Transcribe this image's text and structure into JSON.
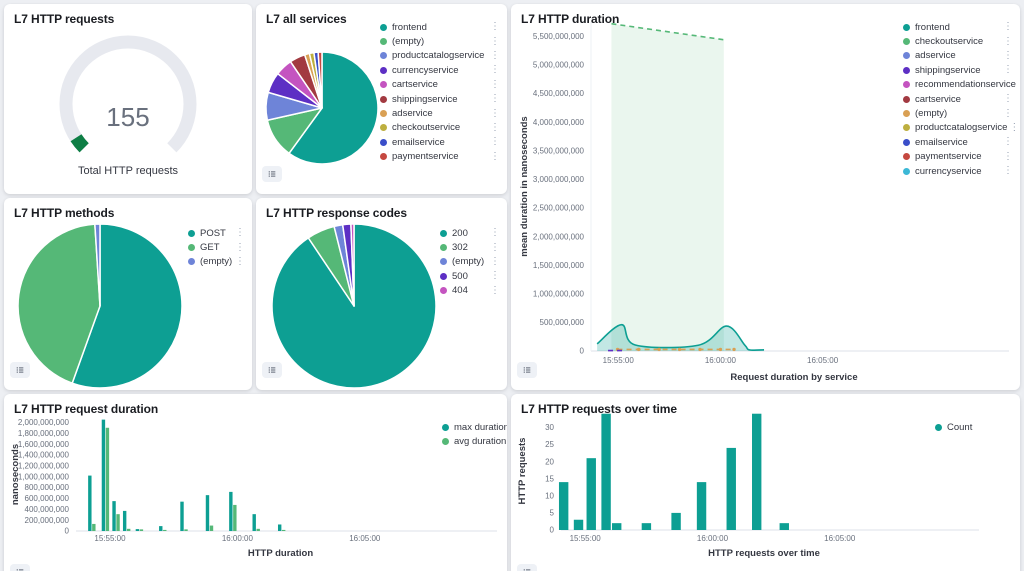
{
  "chart_data": [
    {
      "id": "gauge",
      "type": "gauge",
      "title": "L7 HTTP requests",
      "value": "155",
      "label": "Total HTTP requests",
      "colors": {
        "track": "#e7e9ef",
        "progress": "#0e7e45",
        "value": "#69707d"
      }
    },
    {
      "id": "services",
      "type": "pie",
      "title": "L7 all services",
      "labels": [
        "frontend",
        "(empty)",
        "productcatalogservice",
        "currencyservice",
        "cartservice",
        "shippingservice",
        "adservice",
        "checkoutservice",
        "emailservice",
        "paymentservice"
      ],
      "values": [
        60,
        11.5,
        8,
        6,
        5,
        4.5,
        1.4,
        1.3,
        1.2,
        1.1
      ],
      "colors": [
        "#0d9f93",
        "#55b877",
        "#6e84d8",
        "#5d2fc4",
        "#c454c0",
        "#a23a41",
        "#d9a054",
        "#bdaf3f",
        "#3a4ec9",
        "#c54840"
      ]
    },
    {
      "id": "duration",
      "type": "line",
      "title": "L7 HTTP duration",
      "xlabel": "Request duration by service",
      "ylabel": "mean duration in nanoseconds",
      "xlim": [
        40,
        1232
      ],
      "ylim": [
        0,
        5750000000
      ],
      "yticks": [
        0,
        500000000,
        1000000000,
        1500000000,
        2000000000,
        2500000000,
        3000000000,
        3500000000,
        4000000000,
        4500000000,
        5000000000,
        5500000000
      ],
      "xticks": [
        {
          "v": 120,
          "label": "15:55:00"
        },
        {
          "v": 420,
          "label": "16:00:00"
        },
        {
          "v": 720,
          "label": "16:05:00"
        }
      ],
      "legend": [
        "frontend",
        "checkoutservice",
        "adservice",
        "shippingservice",
        "recommendationservice",
        "cartservice",
        "(empty)",
        "productcatalogservice",
        "emailservice",
        "paymentservice",
        "currencyservice"
      ],
      "legend_colors": [
        "#0d9f93",
        "#55b877",
        "#6e84d8",
        "#5d2fc4",
        "#c454c0",
        "#a23a41",
        "#d9a054",
        "#bdaf3f",
        "#3a4ec9",
        "#c54840",
        "#3cb8d6"
      ],
      "series": [
        {
          "name": "checkoutservice",
          "color": "#55b877",
          "dash": true,
          "fill": true,
          "fill_opacity": 0.12,
          "points": [
            [
              100,
              5720000000
            ],
            [
              430,
              5440000000
            ]
          ]
        },
        {
          "name": "frontend",
          "color": "#0d9f93",
          "dash": false,
          "fill": true,
          "fill_opacity": 0.25,
          "points": [
            [
              58,
              125000000
            ],
            [
              130,
              460000000
            ],
            [
              170,
              105000000
            ],
            [
              355,
              100000000
            ],
            [
              438,
              435000000
            ],
            [
              492,
              100000000
            ],
            [
              505,
              20000000
            ],
            [
              548,
              20000000
            ]
          ]
        },
        {
          "name": "(empty)",
          "color": "#d9a054",
          "dash": true,
          "fill": false,
          "markers": true,
          "points": [
            [
              118,
              28000000
            ],
            [
              180,
              28000000
            ],
            [
              240,
              28000000
            ],
            [
              300,
              28000000
            ],
            [
              360,
              28000000
            ],
            [
              420,
              28000000
            ],
            [
              460,
              28000000
            ]
          ]
        },
        {
          "name": "shippingservice",
          "color": "#5d2fc4",
          "dash": true,
          "fill": false,
          "points": [
            [
              90,
              8000000
            ],
            [
              140,
              8000000
            ]
          ]
        }
      ]
    },
    {
      "id": "methods",
      "type": "pie",
      "title": "L7 HTTP methods",
      "labels": [
        "POST",
        "GET",
        "(empty)"
      ],
      "values": [
        55.5,
        43.5,
        1
      ],
      "colors": [
        "#0d9f93",
        "#55b877",
        "#6e84d8"
      ]
    },
    {
      "id": "codes",
      "type": "pie",
      "title": "L7 HTTP response codes",
      "labels": [
        "200",
        "302",
        "(empty)",
        "500",
        "404"
      ],
      "values": [
        90.6,
        5.5,
        1.7,
        1.6,
        0.6
      ],
      "colors": [
        "#0d9f93",
        "#55b877",
        "#6e84d8",
        "#5d2fc4",
        "#c454c0"
      ]
    },
    {
      "id": "req_duration",
      "type": "bar",
      "title": "L7 HTTP request duration",
      "xlabel": "HTTP duration",
      "ylabel": "nanoseconds",
      "xlim": [
        40,
        1003
      ],
      "ylim": [
        0,
        2080000000
      ],
      "yticks": [
        0,
        200000000,
        400000000,
        600000000,
        800000000,
        1000000000,
        1200000000,
        1400000000,
        1600000000,
        1800000000,
        2000000000
      ],
      "xticks": [
        {
          "v": 120,
          "label": "15:55:00"
        },
        {
          "v": 420,
          "label": "16:00:00"
        },
        {
          "v": 720,
          "label": "16:05:00"
        }
      ],
      "series": [
        {
          "name": "max duration",
          "color": "#0d9f93",
          "points": [
            [
              78,
              1020000000
            ],
            [
              110,
              2050000000
            ],
            [
              135,
              550000000
            ],
            [
              160,
              370000000
            ],
            [
              190,
              35000000
            ],
            [
              245,
              90000000
            ],
            [
              295,
              540000000
            ],
            [
              355,
              660000000
            ],
            [
              410,
              720000000
            ],
            [
              465,
              310000000
            ],
            [
              525,
              120000000
            ]
          ]
        },
        {
          "name": "avg duration",
          "color": "#55b877",
          "points": [
            [
              78,
              130000000
            ],
            [
              110,
              1900000000
            ],
            [
              135,
              310000000
            ],
            [
              160,
              40000000
            ],
            [
              190,
              30000000
            ],
            [
              245,
              20000000
            ],
            [
              295,
              30000000
            ],
            [
              355,
              100000000
            ],
            [
              410,
              480000000
            ],
            [
              465,
              40000000
            ],
            [
              525,
              20000000
            ]
          ]
        }
      ]
    },
    {
      "id": "req_over_time",
      "type": "bar",
      "title": "L7 HTTP requests over time",
      "xlabel": "HTTP requests over time",
      "ylabel": "HTTP requests",
      "xlim": [
        63,
        1020
      ],
      "ylim": [
        0,
        34.5
      ],
      "yticks": [
        0,
        5,
        10,
        15,
        20,
        25,
        30
      ],
      "xticks": [
        {
          "v": 120,
          "label": "15:55:00"
        },
        {
          "v": 420,
          "label": "16:00:00"
        },
        {
          "v": 720,
          "label": "16:05:00"
        }
      ],
      "series": [
        {
          "name": "Count",
          "color": "#0d9f93",
          "points": [
            [
              70,
              14
            ],
            [
              105,
              3
            ],
            [
              135,
              21
            ],
            [
              170,
              34
            ],
            [
              195,
              2
            ],
            [
              265,
              2
            ],
            [
              335,
              5
            ],
            [
              395,
              14
            ],
            [
              465,
              24
            ],
            [
              525,
              34
            ],
            [
              590,
              2
            ]
          ]
        }
      ]
    }
  ]
}
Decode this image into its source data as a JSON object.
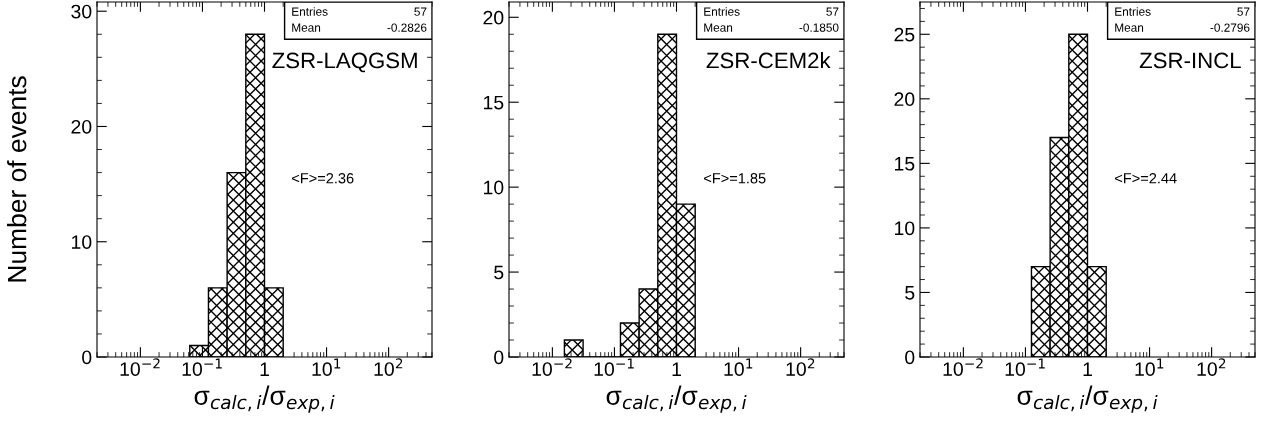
{
  "chart_data": [
    {
      "type": "histogram",
      "ylabel": "Number of events",
      "xlabel": "σ$_{calc,i}$/σ$_{exp,i}$",
      "log": "x",
      "bins": [
        0.0625,
        0.125,
        0.25,
        0.5,
        1,
        2
      ],
      "values": [
        1,
        6,
        16,
        28,
        6
      ],
      "color": "#000000",
      "xlim": [
        0.002,
        500
      ],
      "xticks": [
        {
          "value": 0.01,
          "label": "10$^{−2}$"
        },
        {
          "value": 0.1,
          "label": "10$^{−1}$"
        },
        1,
        {
          "value": 10,
          "label": "10$^{1}$"
        },
        {
          "value": 100,
          "label": "10$^{2}$"
        }
      ],
      "ylim": [
        0,
        30.8
      ],
      "yticks": [
        0,
        10,
        20,
        30
      ],
      "grid": false,
      "annotations": [
        "Entries",
        "57",
        "Mean",
        "-0.2826",
        "ZSR-LAQGSM",
        "<F>=2.36"
      ]
    },
    {
      "type": "histogram",
      "xlabel": "σ$_{calc,i}$/σ$_{exp,i}$",
      "log": "x",
      "bins": [
        0.015625,
        0.03125,
        0.0625,
        0.125,
        0.25,
        0.5,
        1,
        2
      ],
      "values": [
        1,
        0,
        0,
        2,
        4,
        19,
        9
      ],
      "color": "#000000",
      "xlim": [
        0.002,
        500
      ],
      "xticks": [
        {
          "value": 0.01,
          "label": "10$^{−2}$"
        },
        {
          "value": 0.1,
          "label": "10$^{−1}$"
        },
        1,
        {
          "value": 10,
          "label": "10$^{1}$"
        },
        {
          "value": 100,
          "label": "10$^{2}$"
        }
      ],
      "ylim": [
        0,
        20.9
      ],
      "yticks": [
        0,
        5,
        10,
        15,
        20
      ],
      "grid": false,
      "annotations": [
        "Entries",
        "57",
        "Mean",
        "-0.1850",
        "ZSR-CEM2k",
        "<F>=1.85"
      ]
    },
    {
      "type": "histogram",
      "xlabel": "σ$_{calc,i}$/σ$_{exp,i}$",
      "log": "x",
      "bins": [
        0.125,
        0.25,
        0.5,
        1,
        2
      ],
      "values": [
        7,
        17,
        25,
        7
      ],
      "color": "#000000",
      "xlim": [
        0.002,
        500
      ],
      "xticks": [
        {
          "value": 0.01,
          "label": "10$^{−2}$"
        },
        {
          "value": 0.1,
          "label": "10$^{−1}$"
        },
        1,
        {
          "value": 10,
          "label": "10$^{1}$"
        },
        {
          "value": 100,
          "label": "10$^{2}$"
        }
      ],
      "ylim": [
        0,
        27.5
      ],
      "yticks": [
        0,
        5,
        10,
        15,
        20,
        25
      ],
      "grid": false,
      "annotations": [
        "Entries",
        "57",
        "Mean",
        "-0.2796",
        "ZSR-INCL",
        "<F>=2.44"
      ]
    }
  ]
}
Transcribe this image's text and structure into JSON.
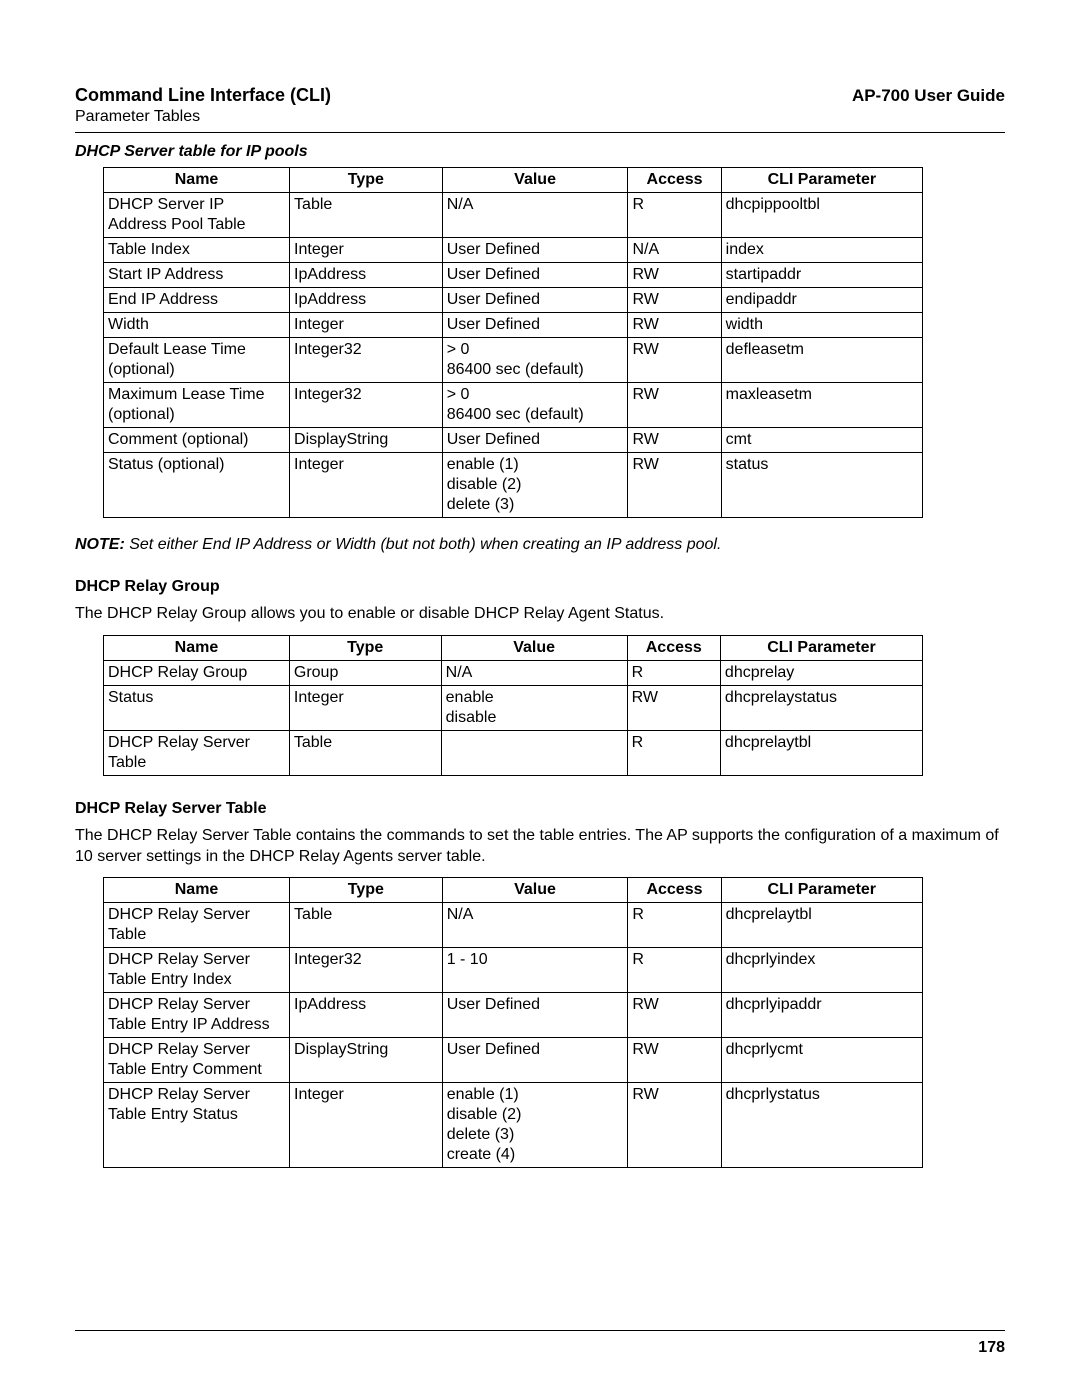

GIVEN REQUEST:
Collect each line of the entries that has the word "nanoseconds", copying it in full.

ANSWER TO THE TASK:
      "ylabel": "mean duration in nanoseconds",
      "ylabel": "nanoseconds",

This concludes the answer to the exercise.